| TASK DETAILS |
Below are records to be output exactly, every one of them.

**** ITEMS ****

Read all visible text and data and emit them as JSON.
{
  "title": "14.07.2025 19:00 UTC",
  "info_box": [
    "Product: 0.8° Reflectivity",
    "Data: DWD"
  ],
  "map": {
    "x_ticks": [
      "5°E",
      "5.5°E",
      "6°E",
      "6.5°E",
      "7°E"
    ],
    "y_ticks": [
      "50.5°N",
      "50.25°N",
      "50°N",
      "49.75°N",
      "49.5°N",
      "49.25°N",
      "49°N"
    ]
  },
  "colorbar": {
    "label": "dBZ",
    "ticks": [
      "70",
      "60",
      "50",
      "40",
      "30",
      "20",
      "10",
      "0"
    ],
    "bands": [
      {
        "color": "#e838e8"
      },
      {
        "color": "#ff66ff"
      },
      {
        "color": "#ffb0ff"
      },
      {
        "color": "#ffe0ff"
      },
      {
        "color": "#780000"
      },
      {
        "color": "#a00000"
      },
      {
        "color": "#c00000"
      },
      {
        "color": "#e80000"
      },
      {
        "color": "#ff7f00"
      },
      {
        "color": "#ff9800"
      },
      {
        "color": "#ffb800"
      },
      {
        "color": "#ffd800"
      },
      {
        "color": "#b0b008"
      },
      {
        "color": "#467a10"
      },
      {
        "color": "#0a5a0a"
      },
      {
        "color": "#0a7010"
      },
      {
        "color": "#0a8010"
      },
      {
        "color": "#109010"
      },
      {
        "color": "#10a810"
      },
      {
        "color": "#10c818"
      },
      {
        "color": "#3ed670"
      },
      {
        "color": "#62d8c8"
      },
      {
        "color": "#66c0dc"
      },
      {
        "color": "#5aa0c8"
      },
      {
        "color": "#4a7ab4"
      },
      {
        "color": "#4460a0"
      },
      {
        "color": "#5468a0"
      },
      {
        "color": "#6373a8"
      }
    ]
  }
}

****

| REPLY |
Read all visible text and data and emit them as JSON.
{
  "title": "14.07.2025 19:00 UTC",
  "info_box": [
    "Product: 0.8° Reflectivity",
    "Data: DWD"
  ],
  "map": {
    "x_ticks": [
      "5°E",
      "5.5°E",
      "6°E",
      "6.5°E",
      "7°E"
    ],
    "y_ticks": [
      "50.5°N",
      "50.25°N",
      "50°N",
      "49.75°N",
      "49.5°N",
      "49.25°N",
      "49°N"
    ]
  },
  "colorbar": {
    "label": "dBZ",
    "ticks": [
      "70",
      "60",
      "50",
      "40",
      "30",
      "20",
      "10",
      "0"
    ],
    "bands": [
      {
        "color": "#e838e8"
      },
      {
        "color": "#ff66ff"
      },
      {
        "color": "#ffb0ff"
      },
      {
        "color": "#ffe0ff"
      },
      {
        "color": "#780000"
      },
      {
        "color": "#a00000"
      },
      {
        "color": "#c00000"
      },
      {
        "color": "#e80000"
      },
      {
        "color": "#ff7f00"
      },
      {
        "color": "#ff9800"
      },
      {
        "color": "#ffb800"
      },
      {
        "color": "#ffd800"
      },
      {
        "color": "#b0b008"
      },
      {
        "color": "#467a10"
      },
      {
        "color": "#0a5a0a"
      },
      {
        "color": "#0a7010"
      },
      {
        "color": "#0a8010"
      },
      {
        "color": "#109010"
      },
      {
        "color": "#10a810"
      },
      {
        "color": "#10c818"
      },
      {
        "color": "#3ed670"
      },
      {
        "color": "#62d8c8"
      },
      {
        "color": "#66c0dc"
      },
      {
        "color": "#5aa0c8"
      },
      {
        "color": "#4a7ab4"
      },
      {
        "color": "#4460a0"
      },
      {
        "color": "#5468a0"
      },
      {
        "color": "#6373a8"
      }
    ]
  }
}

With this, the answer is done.